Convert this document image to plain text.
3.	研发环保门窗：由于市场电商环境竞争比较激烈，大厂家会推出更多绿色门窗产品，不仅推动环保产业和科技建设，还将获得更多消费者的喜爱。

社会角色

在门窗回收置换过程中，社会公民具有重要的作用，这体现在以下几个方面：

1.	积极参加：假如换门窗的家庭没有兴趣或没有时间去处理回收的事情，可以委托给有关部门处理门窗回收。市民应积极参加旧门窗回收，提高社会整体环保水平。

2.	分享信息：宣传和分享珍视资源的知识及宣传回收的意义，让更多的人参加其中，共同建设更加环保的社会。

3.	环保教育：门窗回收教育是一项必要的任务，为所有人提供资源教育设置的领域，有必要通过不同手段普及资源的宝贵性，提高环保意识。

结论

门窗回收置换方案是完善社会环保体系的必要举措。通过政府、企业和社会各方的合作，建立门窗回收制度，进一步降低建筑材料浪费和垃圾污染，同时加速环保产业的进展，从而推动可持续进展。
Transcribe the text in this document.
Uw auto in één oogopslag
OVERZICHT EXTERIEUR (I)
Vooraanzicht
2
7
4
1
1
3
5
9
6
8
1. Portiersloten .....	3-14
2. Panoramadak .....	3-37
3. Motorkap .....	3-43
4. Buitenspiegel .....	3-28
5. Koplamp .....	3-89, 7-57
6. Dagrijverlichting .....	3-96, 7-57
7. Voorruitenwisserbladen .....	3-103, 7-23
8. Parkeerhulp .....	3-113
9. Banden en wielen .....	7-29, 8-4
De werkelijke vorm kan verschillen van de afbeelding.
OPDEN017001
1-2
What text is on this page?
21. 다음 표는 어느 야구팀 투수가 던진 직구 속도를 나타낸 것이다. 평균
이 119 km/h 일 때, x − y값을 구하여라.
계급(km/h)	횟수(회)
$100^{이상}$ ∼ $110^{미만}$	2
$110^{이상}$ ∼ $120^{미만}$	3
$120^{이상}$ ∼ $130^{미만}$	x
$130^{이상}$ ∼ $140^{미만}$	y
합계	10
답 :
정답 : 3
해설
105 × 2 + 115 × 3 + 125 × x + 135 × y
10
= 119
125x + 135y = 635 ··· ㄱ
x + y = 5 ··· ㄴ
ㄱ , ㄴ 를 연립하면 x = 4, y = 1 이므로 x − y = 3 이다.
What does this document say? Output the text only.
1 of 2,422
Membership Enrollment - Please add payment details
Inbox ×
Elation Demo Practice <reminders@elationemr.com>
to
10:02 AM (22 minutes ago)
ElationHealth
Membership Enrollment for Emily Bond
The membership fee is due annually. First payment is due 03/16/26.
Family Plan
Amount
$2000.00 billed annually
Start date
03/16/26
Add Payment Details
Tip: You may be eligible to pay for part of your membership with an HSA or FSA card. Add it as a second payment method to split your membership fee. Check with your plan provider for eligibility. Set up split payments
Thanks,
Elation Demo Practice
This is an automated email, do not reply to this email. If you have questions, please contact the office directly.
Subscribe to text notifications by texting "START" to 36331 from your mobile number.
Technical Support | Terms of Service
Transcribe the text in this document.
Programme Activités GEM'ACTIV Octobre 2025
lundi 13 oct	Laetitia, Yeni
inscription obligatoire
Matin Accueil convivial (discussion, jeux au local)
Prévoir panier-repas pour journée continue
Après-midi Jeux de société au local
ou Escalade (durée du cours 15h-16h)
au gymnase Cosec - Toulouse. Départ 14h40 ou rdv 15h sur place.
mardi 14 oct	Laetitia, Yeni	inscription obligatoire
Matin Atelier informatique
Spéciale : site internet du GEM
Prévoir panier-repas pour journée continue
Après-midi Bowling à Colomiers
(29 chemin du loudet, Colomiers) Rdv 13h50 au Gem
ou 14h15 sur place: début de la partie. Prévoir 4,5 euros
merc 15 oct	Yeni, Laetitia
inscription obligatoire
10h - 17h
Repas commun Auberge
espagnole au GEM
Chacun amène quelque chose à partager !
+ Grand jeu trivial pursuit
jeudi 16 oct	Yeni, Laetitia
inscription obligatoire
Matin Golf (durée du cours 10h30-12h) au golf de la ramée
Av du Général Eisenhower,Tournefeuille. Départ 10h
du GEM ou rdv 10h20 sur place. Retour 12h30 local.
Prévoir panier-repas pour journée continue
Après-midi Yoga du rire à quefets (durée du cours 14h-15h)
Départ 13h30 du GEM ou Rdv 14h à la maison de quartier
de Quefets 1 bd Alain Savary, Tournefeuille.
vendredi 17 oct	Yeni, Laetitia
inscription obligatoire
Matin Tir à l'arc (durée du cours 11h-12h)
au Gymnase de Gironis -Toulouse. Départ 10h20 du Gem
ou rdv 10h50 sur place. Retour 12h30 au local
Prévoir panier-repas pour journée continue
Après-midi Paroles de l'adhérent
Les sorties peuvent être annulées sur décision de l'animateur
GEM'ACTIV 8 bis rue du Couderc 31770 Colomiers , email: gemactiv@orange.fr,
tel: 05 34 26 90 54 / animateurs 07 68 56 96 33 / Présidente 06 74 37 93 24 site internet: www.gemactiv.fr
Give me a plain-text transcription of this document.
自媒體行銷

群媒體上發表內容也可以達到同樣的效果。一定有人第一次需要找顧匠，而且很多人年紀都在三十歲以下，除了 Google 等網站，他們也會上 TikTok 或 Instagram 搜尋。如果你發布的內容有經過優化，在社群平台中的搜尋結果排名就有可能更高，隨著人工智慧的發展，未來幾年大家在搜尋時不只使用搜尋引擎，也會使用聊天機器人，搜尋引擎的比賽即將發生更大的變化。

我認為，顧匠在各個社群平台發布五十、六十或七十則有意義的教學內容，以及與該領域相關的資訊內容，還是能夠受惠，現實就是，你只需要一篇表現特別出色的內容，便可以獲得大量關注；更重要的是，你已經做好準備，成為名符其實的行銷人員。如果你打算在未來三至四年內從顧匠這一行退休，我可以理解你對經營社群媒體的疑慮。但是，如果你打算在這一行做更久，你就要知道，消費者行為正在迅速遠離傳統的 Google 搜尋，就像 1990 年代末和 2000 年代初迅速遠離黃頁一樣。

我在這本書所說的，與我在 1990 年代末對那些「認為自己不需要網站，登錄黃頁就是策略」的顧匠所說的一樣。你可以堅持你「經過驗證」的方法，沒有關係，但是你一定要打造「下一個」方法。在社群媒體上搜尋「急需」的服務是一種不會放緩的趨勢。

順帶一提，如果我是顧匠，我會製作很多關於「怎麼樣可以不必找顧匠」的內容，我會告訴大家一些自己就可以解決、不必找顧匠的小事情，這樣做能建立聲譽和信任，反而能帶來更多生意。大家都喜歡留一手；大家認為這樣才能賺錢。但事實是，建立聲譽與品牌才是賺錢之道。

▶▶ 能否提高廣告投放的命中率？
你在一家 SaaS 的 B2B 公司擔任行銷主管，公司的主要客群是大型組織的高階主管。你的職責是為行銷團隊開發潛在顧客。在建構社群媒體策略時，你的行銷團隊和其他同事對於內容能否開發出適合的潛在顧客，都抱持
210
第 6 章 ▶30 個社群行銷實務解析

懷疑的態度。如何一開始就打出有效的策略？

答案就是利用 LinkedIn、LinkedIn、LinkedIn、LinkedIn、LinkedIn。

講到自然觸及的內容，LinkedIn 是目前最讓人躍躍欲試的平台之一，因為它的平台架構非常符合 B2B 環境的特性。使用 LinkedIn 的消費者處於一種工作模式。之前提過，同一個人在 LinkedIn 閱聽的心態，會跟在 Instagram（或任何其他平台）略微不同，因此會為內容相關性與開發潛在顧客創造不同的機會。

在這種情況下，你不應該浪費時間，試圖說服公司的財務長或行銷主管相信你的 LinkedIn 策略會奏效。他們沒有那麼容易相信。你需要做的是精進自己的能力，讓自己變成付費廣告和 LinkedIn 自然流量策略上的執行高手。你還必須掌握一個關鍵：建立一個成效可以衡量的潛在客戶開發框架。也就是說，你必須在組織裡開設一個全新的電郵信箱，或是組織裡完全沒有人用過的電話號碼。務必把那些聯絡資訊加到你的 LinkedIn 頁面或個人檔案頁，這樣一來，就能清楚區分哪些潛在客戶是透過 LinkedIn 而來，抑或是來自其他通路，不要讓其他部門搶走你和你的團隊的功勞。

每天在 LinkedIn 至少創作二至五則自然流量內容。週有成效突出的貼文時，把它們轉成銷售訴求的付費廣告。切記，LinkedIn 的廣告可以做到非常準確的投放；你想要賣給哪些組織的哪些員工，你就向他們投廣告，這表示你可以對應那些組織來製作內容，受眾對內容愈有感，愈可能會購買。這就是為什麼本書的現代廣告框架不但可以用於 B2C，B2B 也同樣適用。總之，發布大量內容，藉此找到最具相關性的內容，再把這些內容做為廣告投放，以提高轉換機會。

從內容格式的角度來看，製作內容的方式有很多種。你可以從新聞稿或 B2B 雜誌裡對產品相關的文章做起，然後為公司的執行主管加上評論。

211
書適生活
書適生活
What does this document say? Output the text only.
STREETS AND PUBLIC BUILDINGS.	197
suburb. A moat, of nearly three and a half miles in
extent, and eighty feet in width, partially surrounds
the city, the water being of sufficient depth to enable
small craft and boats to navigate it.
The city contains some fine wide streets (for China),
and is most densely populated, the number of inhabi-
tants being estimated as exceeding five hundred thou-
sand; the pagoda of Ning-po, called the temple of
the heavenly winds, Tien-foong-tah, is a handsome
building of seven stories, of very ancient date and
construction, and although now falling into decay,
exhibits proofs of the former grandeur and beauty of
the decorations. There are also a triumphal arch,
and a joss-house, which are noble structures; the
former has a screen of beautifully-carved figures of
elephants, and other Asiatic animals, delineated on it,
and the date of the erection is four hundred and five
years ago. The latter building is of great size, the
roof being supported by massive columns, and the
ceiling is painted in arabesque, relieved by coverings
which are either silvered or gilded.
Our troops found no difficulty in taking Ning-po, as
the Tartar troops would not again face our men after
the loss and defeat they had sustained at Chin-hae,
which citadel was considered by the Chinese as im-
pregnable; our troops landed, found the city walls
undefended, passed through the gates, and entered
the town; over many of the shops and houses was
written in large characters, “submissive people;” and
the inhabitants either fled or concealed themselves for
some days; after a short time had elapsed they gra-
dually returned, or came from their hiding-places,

◆ ◆ ◆ ◆

From the data above, pick out each line containing "former" and copy it.

Response ::
exhibits proofs of the former grandeur and beauty of
former has a screen of beautifully-carved figures of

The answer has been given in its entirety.